▸ **Goal**
State how many lines of the entries include the string "субъектов", please, leaving out everything but the number.

[Start of Material for this exercise]

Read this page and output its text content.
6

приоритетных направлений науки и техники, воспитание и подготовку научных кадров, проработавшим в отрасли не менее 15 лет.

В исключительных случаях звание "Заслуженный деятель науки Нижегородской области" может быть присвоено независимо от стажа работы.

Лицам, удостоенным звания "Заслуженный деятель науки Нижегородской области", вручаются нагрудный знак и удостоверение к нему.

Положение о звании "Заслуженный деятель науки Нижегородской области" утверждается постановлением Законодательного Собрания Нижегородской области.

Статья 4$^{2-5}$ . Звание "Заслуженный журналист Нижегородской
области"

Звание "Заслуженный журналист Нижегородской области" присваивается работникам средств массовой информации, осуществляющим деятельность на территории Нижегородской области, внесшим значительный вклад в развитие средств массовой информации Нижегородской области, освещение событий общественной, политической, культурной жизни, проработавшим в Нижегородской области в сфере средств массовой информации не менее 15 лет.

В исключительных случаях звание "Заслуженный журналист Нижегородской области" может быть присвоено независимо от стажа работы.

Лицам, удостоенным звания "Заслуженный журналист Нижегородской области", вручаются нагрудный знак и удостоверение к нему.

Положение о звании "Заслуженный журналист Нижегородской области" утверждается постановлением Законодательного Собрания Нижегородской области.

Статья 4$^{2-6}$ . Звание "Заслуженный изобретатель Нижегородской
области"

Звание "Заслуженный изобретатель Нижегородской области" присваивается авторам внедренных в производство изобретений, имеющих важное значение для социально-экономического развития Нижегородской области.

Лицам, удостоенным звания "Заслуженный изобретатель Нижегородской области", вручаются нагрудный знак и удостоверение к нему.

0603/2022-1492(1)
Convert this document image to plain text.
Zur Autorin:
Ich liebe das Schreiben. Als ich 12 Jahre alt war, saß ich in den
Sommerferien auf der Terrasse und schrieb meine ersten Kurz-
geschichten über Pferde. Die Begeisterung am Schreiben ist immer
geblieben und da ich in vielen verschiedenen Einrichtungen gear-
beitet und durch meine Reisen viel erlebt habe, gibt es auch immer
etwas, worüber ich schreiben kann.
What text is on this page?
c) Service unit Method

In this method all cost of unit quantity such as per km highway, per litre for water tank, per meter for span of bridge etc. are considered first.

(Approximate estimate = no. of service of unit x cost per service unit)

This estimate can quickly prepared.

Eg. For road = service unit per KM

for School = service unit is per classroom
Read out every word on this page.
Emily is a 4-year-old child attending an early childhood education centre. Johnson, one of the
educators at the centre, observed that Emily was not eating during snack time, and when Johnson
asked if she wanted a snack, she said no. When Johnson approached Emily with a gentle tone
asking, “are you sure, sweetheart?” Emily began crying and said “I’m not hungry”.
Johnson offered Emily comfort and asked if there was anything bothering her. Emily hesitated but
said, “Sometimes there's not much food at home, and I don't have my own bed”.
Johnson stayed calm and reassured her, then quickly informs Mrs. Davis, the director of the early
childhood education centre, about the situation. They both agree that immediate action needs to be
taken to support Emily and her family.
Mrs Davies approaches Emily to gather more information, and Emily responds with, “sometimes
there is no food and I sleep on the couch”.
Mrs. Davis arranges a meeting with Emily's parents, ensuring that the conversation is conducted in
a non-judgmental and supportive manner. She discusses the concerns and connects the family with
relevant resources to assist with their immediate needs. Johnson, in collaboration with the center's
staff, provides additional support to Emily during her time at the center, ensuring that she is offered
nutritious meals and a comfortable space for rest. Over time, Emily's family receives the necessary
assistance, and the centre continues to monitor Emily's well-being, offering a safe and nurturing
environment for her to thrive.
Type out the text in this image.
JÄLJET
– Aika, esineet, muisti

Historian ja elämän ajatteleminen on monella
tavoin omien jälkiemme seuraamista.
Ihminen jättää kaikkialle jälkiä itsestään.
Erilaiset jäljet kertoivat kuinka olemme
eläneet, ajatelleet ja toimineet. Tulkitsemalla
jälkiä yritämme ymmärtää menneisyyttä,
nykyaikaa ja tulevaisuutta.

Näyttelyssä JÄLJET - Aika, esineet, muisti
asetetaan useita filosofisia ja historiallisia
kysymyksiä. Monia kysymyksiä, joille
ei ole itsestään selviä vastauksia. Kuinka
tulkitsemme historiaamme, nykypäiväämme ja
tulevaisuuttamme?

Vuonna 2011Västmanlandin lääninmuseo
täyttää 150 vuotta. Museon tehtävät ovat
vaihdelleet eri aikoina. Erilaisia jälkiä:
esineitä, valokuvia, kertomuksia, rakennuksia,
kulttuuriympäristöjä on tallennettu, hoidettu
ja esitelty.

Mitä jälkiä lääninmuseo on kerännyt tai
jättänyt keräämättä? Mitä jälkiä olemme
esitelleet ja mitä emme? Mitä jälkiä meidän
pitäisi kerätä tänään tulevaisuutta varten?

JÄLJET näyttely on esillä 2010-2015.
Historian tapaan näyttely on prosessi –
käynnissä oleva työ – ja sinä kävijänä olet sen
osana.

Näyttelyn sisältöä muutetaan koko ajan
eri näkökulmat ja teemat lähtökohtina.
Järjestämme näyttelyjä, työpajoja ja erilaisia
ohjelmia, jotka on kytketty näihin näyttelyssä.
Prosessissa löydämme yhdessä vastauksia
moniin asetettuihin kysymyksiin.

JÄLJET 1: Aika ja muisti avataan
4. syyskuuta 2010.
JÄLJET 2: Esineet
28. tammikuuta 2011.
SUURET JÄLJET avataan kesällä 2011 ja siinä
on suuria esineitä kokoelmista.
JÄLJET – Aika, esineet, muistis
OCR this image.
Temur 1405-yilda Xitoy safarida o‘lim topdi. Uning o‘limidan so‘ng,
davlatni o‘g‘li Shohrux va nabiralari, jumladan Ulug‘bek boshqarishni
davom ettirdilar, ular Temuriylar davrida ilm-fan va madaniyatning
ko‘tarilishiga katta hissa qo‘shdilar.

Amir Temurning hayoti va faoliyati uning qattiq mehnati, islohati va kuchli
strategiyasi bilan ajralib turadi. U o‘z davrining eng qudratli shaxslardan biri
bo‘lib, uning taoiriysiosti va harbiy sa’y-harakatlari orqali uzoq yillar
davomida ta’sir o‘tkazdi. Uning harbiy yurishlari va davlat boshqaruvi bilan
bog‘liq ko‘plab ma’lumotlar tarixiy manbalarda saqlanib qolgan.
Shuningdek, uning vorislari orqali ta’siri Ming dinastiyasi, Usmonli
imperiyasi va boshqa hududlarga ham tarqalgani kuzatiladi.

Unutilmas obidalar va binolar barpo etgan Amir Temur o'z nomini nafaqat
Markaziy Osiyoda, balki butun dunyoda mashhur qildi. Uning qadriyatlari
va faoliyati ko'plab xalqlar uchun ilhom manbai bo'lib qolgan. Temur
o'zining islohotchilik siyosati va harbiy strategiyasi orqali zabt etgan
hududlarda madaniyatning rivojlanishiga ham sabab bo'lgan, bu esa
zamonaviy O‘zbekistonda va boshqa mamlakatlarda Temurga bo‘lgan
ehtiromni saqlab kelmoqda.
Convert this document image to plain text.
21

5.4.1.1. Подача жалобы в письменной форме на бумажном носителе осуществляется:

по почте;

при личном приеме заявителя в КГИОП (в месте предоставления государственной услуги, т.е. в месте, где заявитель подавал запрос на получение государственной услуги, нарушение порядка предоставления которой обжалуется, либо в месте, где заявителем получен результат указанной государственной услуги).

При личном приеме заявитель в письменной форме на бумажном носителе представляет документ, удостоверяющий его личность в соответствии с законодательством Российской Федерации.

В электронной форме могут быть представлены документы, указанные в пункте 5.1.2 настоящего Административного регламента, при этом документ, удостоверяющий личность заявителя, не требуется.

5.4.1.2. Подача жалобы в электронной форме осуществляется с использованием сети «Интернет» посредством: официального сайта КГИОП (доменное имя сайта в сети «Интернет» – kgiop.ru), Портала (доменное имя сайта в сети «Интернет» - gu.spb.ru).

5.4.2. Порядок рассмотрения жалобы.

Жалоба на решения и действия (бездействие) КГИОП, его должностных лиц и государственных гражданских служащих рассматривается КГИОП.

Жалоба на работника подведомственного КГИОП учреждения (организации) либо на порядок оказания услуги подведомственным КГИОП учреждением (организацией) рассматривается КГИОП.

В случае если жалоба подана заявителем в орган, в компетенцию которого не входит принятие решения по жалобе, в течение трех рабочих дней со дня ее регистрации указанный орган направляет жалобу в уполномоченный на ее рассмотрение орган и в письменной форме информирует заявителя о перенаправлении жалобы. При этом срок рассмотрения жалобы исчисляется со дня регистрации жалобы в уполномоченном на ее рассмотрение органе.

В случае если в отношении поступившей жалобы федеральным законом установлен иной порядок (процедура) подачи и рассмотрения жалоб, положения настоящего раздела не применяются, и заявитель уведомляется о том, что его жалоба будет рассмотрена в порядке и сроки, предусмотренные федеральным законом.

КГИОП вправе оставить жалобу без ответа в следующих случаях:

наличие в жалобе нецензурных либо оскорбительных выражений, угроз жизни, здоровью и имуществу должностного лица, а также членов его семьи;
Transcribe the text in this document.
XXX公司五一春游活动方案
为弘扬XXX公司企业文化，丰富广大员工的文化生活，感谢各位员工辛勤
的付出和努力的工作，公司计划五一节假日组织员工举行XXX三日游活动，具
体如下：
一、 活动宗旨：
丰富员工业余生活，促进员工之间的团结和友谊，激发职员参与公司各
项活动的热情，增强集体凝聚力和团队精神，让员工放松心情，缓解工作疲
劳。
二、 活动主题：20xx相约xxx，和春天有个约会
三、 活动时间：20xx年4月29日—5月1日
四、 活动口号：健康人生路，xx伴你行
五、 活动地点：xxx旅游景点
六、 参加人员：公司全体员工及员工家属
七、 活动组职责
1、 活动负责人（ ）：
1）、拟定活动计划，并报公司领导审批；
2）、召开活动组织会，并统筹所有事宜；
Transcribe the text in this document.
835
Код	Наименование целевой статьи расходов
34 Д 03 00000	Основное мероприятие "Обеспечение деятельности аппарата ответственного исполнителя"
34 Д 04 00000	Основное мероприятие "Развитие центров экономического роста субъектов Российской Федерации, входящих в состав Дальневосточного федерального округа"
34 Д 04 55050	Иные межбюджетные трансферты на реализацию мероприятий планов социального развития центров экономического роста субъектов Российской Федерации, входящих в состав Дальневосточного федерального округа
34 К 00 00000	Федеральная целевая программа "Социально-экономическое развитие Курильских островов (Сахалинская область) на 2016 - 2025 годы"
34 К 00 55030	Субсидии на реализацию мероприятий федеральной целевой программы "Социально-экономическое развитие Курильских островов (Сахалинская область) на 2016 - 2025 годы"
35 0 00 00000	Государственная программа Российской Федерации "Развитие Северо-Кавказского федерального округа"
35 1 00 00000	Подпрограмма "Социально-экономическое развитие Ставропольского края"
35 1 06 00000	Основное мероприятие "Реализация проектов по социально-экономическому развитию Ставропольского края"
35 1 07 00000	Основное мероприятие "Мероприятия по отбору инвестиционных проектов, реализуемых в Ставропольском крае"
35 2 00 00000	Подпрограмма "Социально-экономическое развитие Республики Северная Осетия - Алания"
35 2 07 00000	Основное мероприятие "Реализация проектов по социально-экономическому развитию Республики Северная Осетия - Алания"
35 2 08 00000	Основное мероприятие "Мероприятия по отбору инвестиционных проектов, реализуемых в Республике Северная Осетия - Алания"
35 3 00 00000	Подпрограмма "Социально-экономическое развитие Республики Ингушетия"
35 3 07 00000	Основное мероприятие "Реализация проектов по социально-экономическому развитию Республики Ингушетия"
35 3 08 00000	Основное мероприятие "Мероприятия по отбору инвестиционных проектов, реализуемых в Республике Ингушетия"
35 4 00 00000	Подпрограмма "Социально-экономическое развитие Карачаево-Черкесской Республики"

[End of Material for this exercise]

▸ **Exercise output**
2